::: Working data :::

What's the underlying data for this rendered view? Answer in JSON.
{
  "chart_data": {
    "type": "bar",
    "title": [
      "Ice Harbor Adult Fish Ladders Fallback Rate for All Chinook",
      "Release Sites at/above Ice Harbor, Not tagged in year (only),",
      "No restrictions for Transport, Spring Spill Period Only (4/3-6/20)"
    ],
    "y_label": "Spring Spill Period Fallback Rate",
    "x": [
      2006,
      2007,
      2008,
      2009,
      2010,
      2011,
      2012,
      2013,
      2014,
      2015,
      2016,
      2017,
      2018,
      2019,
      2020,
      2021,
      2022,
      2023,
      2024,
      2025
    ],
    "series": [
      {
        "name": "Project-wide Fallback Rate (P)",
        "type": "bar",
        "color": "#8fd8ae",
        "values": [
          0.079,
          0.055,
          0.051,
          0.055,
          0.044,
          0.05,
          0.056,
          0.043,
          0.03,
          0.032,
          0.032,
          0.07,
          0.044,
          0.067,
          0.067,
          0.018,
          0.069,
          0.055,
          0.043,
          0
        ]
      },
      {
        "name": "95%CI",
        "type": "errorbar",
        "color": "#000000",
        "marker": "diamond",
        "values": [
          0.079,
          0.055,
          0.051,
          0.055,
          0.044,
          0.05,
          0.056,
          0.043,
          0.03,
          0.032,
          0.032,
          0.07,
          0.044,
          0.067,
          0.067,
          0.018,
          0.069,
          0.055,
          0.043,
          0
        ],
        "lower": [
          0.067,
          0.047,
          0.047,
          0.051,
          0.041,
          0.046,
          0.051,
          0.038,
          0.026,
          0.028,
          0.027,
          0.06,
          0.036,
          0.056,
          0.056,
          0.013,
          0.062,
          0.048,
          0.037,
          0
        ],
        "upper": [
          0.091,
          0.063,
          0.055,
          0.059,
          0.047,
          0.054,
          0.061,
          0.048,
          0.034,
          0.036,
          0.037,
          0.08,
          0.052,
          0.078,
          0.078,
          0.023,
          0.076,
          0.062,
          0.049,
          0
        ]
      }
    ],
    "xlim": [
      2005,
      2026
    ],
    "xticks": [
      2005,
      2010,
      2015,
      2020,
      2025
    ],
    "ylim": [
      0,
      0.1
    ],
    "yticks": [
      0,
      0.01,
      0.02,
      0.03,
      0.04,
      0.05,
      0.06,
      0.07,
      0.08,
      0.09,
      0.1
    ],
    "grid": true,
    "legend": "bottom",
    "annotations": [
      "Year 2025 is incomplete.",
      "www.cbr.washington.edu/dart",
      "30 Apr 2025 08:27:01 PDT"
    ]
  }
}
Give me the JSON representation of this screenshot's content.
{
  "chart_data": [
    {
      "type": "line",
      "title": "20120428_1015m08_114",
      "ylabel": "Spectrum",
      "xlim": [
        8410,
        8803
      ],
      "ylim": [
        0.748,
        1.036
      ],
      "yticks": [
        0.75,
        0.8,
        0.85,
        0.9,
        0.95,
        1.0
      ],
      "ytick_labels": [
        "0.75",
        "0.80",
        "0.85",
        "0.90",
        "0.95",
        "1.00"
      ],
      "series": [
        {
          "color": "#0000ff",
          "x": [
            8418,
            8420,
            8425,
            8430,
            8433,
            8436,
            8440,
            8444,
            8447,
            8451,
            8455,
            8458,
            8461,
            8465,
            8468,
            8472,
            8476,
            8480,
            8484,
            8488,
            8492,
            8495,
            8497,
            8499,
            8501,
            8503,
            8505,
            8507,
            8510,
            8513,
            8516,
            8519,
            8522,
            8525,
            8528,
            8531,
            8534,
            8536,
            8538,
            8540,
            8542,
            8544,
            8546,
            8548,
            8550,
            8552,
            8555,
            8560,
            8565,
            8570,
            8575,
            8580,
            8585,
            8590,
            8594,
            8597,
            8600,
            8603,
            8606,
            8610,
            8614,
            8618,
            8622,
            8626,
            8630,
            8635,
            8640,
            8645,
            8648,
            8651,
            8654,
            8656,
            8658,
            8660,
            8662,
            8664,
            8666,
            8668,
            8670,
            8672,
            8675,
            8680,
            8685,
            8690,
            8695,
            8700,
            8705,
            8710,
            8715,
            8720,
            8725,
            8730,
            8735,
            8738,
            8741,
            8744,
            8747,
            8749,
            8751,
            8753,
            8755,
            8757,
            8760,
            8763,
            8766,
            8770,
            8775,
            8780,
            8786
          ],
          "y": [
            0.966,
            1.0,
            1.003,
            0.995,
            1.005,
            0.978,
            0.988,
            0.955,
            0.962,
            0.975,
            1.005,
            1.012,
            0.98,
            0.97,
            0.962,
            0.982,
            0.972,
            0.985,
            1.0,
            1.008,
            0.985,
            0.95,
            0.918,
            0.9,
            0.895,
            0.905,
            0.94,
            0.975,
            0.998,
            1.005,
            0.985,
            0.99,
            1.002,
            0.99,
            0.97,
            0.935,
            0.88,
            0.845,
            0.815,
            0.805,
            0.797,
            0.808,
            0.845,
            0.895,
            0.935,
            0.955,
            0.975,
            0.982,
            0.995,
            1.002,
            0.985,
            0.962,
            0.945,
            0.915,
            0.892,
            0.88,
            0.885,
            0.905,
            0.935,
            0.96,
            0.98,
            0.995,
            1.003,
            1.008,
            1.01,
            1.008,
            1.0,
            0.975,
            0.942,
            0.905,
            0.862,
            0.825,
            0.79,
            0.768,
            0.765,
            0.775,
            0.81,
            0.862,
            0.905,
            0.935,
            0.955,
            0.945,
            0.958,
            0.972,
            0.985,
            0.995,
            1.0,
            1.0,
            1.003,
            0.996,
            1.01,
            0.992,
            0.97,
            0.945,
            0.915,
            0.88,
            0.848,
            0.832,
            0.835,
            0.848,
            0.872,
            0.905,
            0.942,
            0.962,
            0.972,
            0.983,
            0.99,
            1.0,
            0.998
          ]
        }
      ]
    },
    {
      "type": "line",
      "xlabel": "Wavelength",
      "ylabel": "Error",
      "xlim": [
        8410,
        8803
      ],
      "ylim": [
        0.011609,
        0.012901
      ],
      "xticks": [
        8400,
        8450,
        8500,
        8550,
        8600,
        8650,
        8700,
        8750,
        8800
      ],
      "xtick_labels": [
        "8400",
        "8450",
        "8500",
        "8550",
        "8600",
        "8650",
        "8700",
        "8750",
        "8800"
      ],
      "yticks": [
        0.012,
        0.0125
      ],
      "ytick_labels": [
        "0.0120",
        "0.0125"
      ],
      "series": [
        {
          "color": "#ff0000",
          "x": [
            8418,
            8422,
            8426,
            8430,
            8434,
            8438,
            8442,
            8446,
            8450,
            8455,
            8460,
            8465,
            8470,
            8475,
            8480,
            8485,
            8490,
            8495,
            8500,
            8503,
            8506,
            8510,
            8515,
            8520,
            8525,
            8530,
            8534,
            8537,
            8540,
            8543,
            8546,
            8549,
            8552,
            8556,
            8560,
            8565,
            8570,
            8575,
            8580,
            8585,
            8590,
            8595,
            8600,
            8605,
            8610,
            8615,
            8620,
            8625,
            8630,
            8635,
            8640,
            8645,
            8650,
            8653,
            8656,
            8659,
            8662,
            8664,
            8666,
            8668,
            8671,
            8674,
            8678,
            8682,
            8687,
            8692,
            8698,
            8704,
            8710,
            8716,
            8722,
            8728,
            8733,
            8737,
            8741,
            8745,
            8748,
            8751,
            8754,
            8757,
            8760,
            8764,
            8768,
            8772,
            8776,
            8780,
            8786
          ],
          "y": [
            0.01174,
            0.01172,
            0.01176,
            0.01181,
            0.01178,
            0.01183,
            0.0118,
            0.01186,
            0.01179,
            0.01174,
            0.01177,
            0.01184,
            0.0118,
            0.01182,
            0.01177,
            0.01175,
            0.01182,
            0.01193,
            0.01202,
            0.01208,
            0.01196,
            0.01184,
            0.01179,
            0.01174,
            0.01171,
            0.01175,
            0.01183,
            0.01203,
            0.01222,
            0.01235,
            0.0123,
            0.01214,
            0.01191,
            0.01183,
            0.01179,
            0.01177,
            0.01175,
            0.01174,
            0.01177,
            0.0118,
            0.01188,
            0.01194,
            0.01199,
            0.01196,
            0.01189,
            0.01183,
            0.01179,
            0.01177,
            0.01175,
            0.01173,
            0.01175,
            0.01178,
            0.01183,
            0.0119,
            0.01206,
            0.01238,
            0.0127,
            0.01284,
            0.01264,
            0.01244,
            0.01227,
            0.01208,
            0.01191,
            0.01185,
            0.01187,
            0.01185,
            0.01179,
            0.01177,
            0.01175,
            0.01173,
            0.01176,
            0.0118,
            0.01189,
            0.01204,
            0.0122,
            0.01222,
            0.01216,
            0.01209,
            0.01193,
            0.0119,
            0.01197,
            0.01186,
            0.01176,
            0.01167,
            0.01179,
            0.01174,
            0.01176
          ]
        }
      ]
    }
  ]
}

:::

## What to work on:
Pull every line containing the word "name" out of the entries above.

## Task solution:
        "name": "Project-wide Fallback Rate (P)",
        "name": "95%CI",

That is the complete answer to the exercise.